### Stored data entries:
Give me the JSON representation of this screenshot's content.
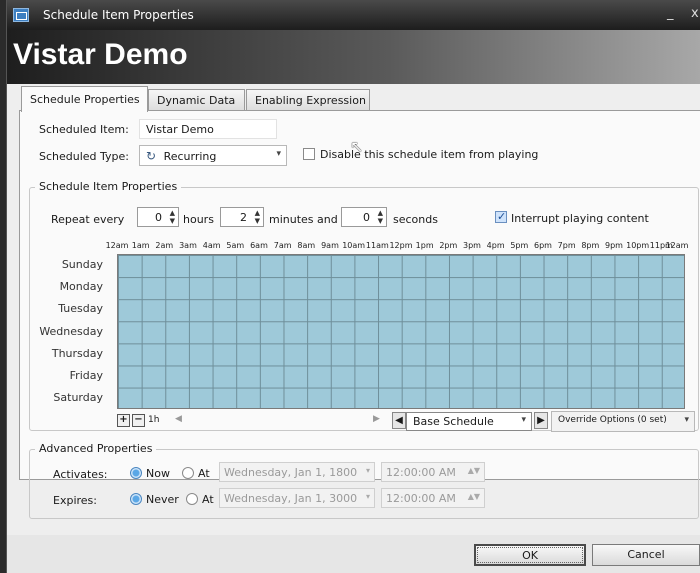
{
  "window": {
    "title": "Schedule Item Properties",
    "minimize": "_",
    "close": "x"
  },
  "banner": {
    "title": "Vistar Demo"
  },
  "tabs": [
    {
      "label": "Schedule Properties",
      "active": true
    },
    {
      "label": "Dynamic Data",
      "active": false
    },
    {
      "label": "Enabling Expression",
      "active": false
    }
  ],
  "scheduled_item": {
    "label": "Scheduled Item:",
    "value": "Vistar Demo"
  },
  "scheduled_type": {
    "label": "Scheduled Type:",
    "value": "Recurring",
    "icon": "recurring-icon"
  },
  "disable": {
    "label": "Disable this schedule item from playing",
    "checked": false
  },
  "item_props": {
    "title": "Schedule Item Properties",
    "repeat_label": "Repeat every",
    "hours_value": "0",
    "hours_label": "hours",
    "minutes_value": "2",
    "minutes_label": "minutes and",
    "seconds_value": "0",
    "seconds_label": "seconds",
    "interrupt": {
      "label": "Interrupt playing content",
      "checked": true
    }
  },
  "timeline": {
    "hours": [
      "12am",
      "1am",
      "2am",
      "3am",
      "4am",
      "5am",
      "6am",
      "7am",
      "8am",
      "9am",
      "10am",
      "11am",
      "12pm",
      "1pm",
      "2pm",
      "3pm",
      "4pm",
      "5pm",
      "6pm",
      "7pm",
      "8pm",
      "9pm",
      "10pm",
      "11pm",
      "12am"
    ],
    "days": [
      "Sunday",
      "Monday",
      "Tuesday",
      "Wednesday",
      "Thursday",
      "Friday",
      "Saturday"
    ],
    "zoom_label": "1h",
    "zoom_in": "+",
    "zoom_out": "−",
    "fill_color": "#9ec9d9"
  },
  "schedule_select": {
    "value": "Base Schedule"
  },
  "override": {
    "value": "Override Options (0 set)"
  },
  "advanced": {
    "title": "Advanced Properties",
    "activates": {
      "label": "Activates:",
      "now": "Now",
      "at": "At",
      "date": "Wednesday, Jan 1, 1800",
      "time": "12:00:00 AM",
      "selected": "Now"
    },
    "expires": {
      "label": "Expires:",
      "never": "Never",
      "at": "At",
      "date": "Wednesday, Jan 1, 3000",
      "time": "12:00:00 AM",
      "selected": "Never"
    }
  },
  "buttons": {
    "ok": "OK",
    "cancel": "Cancel"
  }
}
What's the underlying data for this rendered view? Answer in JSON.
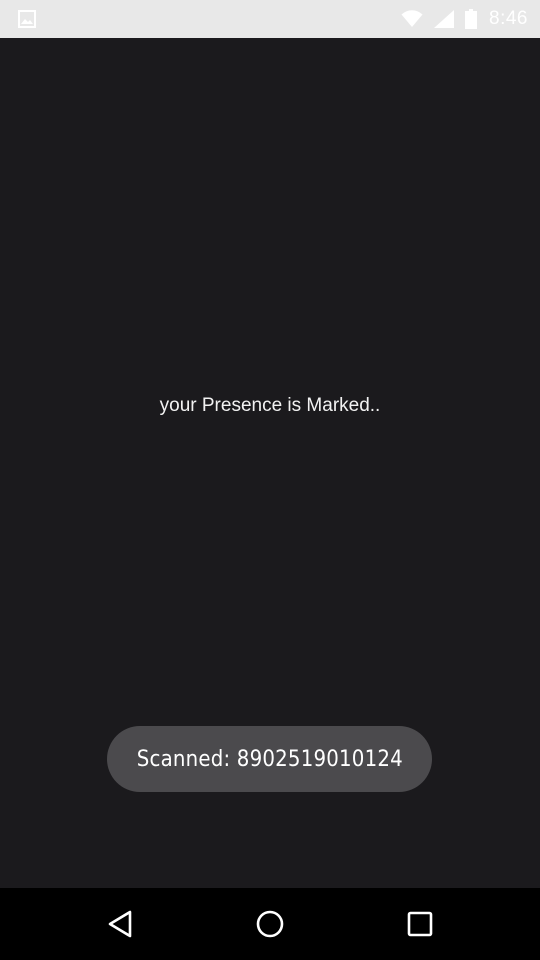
{
  "status_bar": {
    "time": "8:46",
    "icons": [
      "image-notification-icon",
      "wifi-icon",
      "signal-icon",
      "battery-icon"
    ]
  },
  "main": {
    "message": "your Presence is Marked.."
  },
  "toast": {
    "text": "Scanned: 8902519010124"
  },
  "nav_bar": {
    "buttons": [
      "back-icon",
      "home-icon",
      "recents-icon"
    ]
  },
  "colors": {
    "background": "#1b1a1d",
    "status_bar": "#e8e8e8",
    "toast": "#4b4a4d",
    "nav_bar": "#000000"
  }
}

### Prompt:
Each line from the one that contains "What's the underlying" through the end of the records should be restated exactly; include both end lines and leave any pictures out.

### Output of the task:
What's the underlying data for this rendered view? Answer in JSON.
{
  "status_bar": {
    "time": "8:46",
    "icons": [
      "image-notification-icon",
      "wifi-icon",
      "signal-icon",
      "battery-icon"
    ]
  },
  "main": {
    "message": "your Presence is Marked.."
  },
  "toast": {
    "text": "Scanned: 8902519010124"
  },
  "nav_bar": {
    "buttons": [
      "back-icon",
      "home-icon",
      "recents-icon"
    ]
  },
  "colors": {
    "background": "#1b1a1d",
    "status_bar": "#e8e8e8",
    "toast": "#4b4a4d",
    "nav_bar": "#000000"
  }
}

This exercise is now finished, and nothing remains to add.